> **The task**
Set each entry down verbatim, omitting images.

> **Task inputs**

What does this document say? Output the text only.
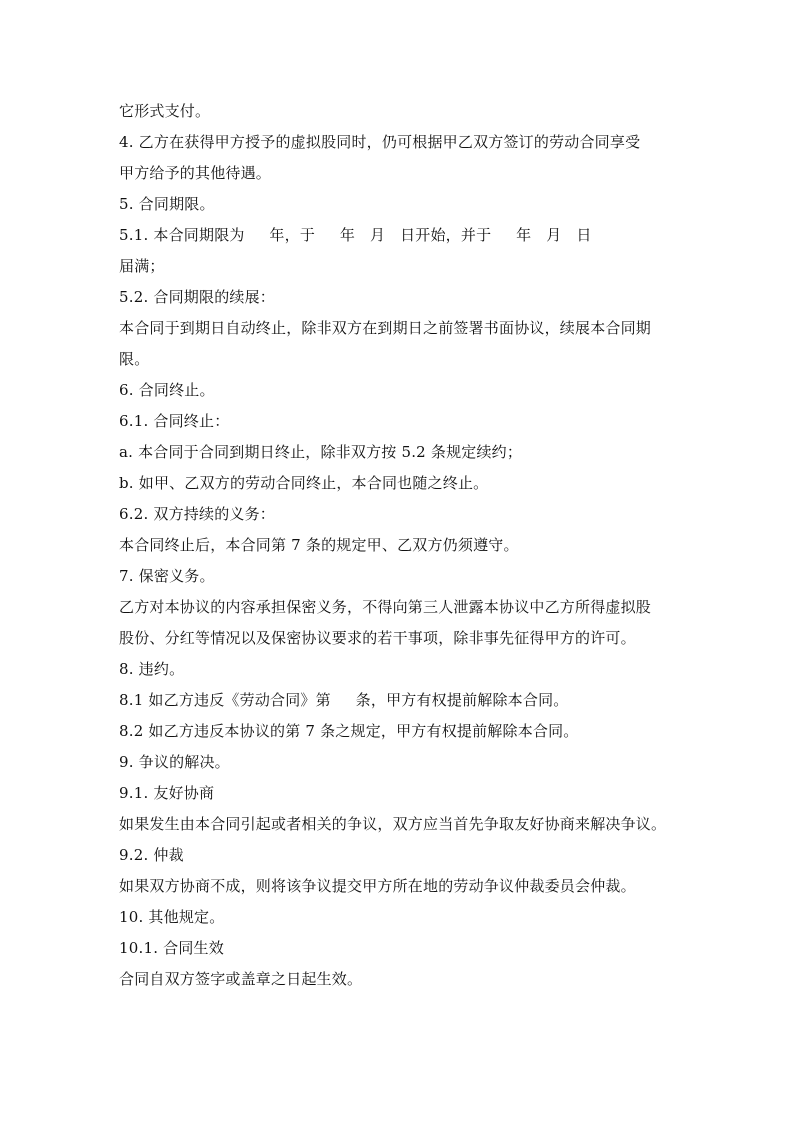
它形式支付。
4. 乙方在获得甲方授予的虚拟股同时，仍可根据甲乙双方签订的劳动合同享受
甲方给予的其他待遇。
5. 合同期限。
5.1. 本合同期限为     年，于     年   月   日开始，并于     年   月   日
届满；
5.2. 合同期限的续展：
本合同于到期日自动终止，除非双方在到期日之前签署书面协议，续展本合同期
限。
6. 合同终止。
6.1. 合同终止：
a. 本合同于合同到期日终止，除非双方按 5.2 条规定续约；
b. 如甲、乙双方的劳动合同终止，本合同也随之终止。
6.2. 双方持续的义务：
本合同终止后，本合同第 7 条的规定甲、乙双方仍须遵守。
7. 保密义务。
乙方对本协议的内容承担保密义务，不得向第三人泄露本协议中乙方所得虚拟股
股份、分红等情况以及保密协议要求的若干事项，除非事先征得甲方的许可。
8. 违约。
8.1 如乙方违反《劳动合同》第     条，甲方有权提前解除本合同。
8.2 如乙方违反本协议的第 7 条之规定，甲方有权提前解除本合同。
9. 争议的解决。
9.1. 友好协商
如果发生由本合同引起或者相关的争议，双方应当首先争取友好协商来解决争议。
9.2. 仲裁
如果双方协商不成，则将该争议提交甲方所在地的劳动争议仲裁委员会仲裁。
10. 其他规定。
10.1. 合同生效
合同自双方签字或盖章之日起生效。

> **Finished task**
What does this document say? Output the text only.
它形式支付。
4. 乙方在获得甲方授予的虚拟股同时，仍可根据甲乙双方签订的劳动合同享受
甲方给予的其他待遇。
5. 合同期限。
5.1. 本合同期限为     年，于     年   月   日开始，并于     年   月   日
届满；
5.2. 合同期限的续展：
本合同于到期日自动终止，除非双方在到期日之前签署书面协议，续展本合同期
限。
6. 合同终止。
6.1. 合同终止：
a. 本合同于合同到期日终止，除非双方按 5.2 条规定续约；
b. 如甲、乙双方的劳动合同终止，本合同也随之终止。
6.2. 双方持续的义务：
本合同终止后，本合同第 7 条的规定甲、乙双方仍须遵守。
7. 保密义务。
乙方对本协议的内容承担保密义务，不得向第三人泄露本协议中乙方所得虚拟股
股份、分红等情况以及保密协议要求的若干事项，除非事先征得甲方的许可。
8. 违约。
8.1 如乙方违反《劳动合同》第     条，甲方有权提前解除本合同。
8.2 如乙方违反本协议的第 7 条之规定，甲方有权提前解除本合同。
9. 争议的解决。
9.1. 友好协商
如果发生由本合同引起或者相关的争议，双方应当首先争取友好协商来解决争议。
9.2. 仲裁
如果双方协商不成，则将该争议提交甲方所在地的劳动争议仲裁委员会仲裁。
10. 其他规定。
10.1. 合同生效
合同自双方签字或盖章之日起生效。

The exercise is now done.